§ **Directions for this task**:
Every entry needs to be reproduced exactly.

* BEGIN Records to use *

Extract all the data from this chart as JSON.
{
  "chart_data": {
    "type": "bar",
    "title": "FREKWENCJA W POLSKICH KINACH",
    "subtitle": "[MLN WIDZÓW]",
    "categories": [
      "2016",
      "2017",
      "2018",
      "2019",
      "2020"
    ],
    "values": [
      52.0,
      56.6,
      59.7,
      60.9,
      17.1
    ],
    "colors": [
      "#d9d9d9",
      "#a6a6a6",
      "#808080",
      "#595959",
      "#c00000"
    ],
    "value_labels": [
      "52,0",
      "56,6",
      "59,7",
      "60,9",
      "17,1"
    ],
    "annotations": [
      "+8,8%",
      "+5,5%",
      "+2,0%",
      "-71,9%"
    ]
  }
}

* END Records to use *

§ **Response to the task**:
Extract all the data from this chart as JSON.
{
  "chart_data": {
    "type": "bar",
    "title": "FREKWENCJA W POLSKICH KINACH",
    "subtitle": "[MLN WIDZÓW]",
    "categories": [
      "2016",
      "2017",
      "2018",
      "2019",
      "2020"
    ],
    "values": [
      52.0,
      56.6,
      59.7,
      60.9,
      17.1
    ],
    "colors": [
      "#d9d9d9",
      "#a6a6a6",
      "#808080",
      "#595959",
      "#c00000"
    ],
    "value_labels": [
      "52,0",
      "56,6",
      "59,7",
      "60,9",
      "17,1"
    ],
    "annotations": [
      "+8,8%",
      "+5,5%",
      "+2,0%",
      "-71,9%"
    ]
  }
}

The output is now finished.